> Task to carry out
Please copy every line of the records below that holds the word "JSON".

> Supplied material

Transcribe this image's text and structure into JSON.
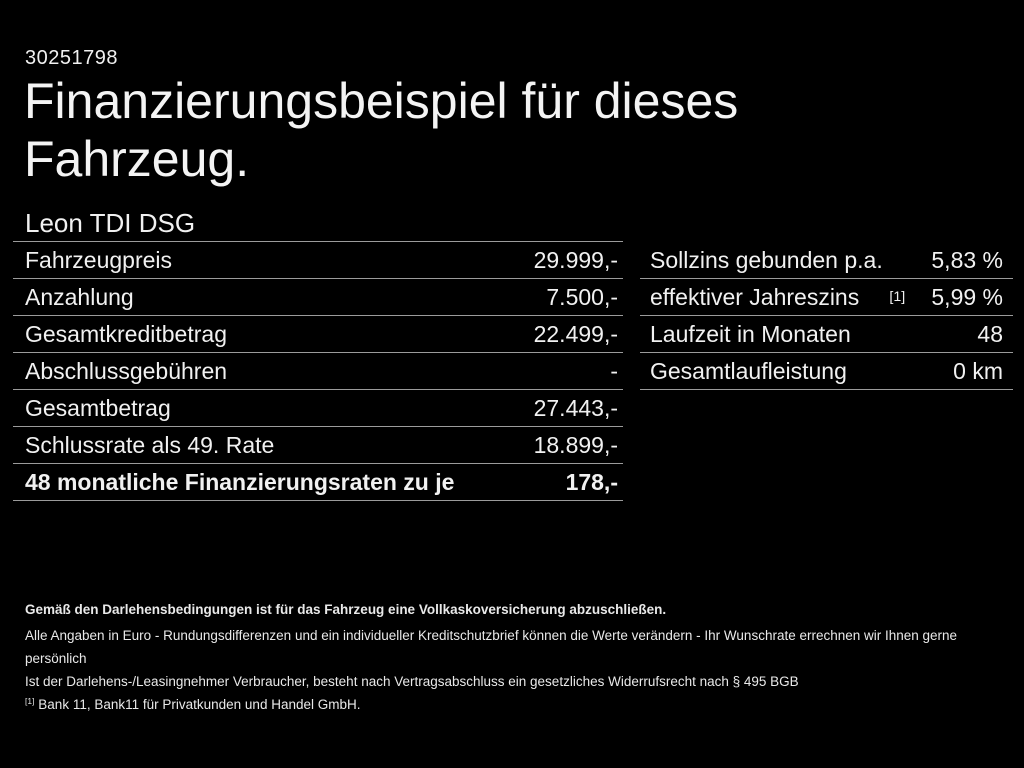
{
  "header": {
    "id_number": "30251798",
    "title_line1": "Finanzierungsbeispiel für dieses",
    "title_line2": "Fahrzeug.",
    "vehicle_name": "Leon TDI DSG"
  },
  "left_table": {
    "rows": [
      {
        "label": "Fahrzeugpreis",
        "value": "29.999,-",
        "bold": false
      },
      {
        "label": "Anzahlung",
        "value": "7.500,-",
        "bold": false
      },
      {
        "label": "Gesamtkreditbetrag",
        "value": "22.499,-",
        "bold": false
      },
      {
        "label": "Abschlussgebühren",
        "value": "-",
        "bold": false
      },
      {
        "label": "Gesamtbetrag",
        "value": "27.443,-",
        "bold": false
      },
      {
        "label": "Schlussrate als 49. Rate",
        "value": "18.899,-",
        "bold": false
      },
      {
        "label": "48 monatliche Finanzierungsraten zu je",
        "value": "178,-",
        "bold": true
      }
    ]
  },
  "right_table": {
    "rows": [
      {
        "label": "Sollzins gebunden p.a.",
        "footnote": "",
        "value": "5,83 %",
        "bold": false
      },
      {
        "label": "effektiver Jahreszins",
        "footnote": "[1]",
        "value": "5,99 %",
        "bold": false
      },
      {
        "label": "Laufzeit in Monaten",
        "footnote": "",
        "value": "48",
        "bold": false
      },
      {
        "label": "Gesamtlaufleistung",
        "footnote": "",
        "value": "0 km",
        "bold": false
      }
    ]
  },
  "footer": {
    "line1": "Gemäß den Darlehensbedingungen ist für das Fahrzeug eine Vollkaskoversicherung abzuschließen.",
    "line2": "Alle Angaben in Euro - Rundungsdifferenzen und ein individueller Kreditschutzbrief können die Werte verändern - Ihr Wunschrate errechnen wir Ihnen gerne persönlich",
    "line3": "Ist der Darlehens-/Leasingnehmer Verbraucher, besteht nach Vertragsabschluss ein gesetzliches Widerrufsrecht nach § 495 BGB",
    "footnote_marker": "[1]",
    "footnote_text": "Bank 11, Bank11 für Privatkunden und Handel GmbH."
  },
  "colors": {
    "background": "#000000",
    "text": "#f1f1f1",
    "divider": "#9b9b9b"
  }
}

--

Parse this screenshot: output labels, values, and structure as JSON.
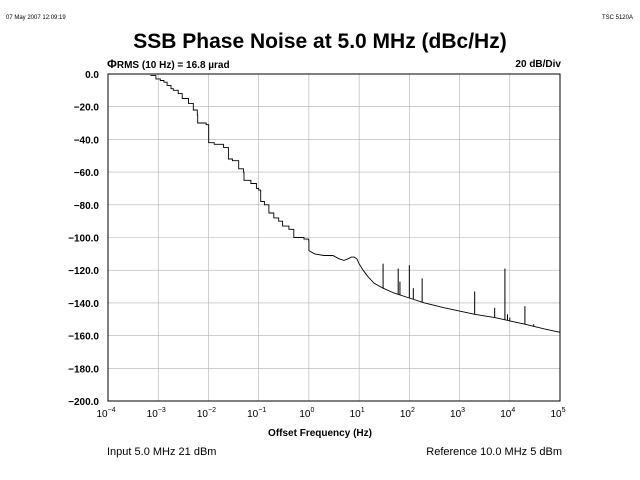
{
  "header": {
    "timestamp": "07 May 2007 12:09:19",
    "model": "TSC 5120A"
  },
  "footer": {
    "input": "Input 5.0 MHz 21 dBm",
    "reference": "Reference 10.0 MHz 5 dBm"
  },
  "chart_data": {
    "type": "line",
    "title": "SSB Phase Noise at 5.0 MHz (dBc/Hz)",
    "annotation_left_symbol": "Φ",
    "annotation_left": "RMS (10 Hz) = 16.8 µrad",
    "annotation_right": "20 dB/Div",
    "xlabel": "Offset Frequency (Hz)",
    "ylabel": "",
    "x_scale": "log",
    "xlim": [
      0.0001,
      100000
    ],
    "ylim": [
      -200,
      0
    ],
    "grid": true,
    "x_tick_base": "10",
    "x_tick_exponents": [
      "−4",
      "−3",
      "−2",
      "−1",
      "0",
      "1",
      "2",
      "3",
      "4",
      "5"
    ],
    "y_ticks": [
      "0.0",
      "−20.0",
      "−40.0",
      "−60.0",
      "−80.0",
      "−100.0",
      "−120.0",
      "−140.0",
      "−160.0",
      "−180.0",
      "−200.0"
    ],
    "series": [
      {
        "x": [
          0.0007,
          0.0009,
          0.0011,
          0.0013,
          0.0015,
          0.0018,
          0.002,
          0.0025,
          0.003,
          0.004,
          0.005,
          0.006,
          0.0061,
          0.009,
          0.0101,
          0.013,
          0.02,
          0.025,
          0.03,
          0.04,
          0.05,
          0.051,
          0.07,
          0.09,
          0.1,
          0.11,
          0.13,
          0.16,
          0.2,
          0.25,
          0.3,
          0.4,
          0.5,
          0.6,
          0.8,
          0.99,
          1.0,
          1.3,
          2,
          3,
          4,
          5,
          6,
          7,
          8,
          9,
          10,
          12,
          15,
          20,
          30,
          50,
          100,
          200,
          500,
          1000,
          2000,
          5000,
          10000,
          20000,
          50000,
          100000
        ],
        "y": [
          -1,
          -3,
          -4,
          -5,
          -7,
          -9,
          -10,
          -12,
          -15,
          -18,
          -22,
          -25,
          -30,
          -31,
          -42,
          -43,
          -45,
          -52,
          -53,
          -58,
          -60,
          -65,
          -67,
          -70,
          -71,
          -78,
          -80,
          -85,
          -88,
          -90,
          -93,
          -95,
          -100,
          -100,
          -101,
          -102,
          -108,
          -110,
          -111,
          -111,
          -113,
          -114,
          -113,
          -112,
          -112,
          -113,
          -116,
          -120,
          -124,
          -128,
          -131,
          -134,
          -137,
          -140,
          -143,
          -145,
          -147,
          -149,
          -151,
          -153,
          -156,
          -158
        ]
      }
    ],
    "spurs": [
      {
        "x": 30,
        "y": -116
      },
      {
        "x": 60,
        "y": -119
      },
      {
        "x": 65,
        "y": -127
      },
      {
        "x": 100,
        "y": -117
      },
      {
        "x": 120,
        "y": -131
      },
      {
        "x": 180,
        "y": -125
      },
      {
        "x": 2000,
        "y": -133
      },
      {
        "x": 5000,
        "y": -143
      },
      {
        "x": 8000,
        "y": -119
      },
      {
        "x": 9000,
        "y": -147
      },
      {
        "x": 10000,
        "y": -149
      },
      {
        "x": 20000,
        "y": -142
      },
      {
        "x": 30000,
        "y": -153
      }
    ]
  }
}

> Answer to this task
Transcribe this image's text and structure into JSON.
Parse this screenshot: output labels, values, and structure as JSON.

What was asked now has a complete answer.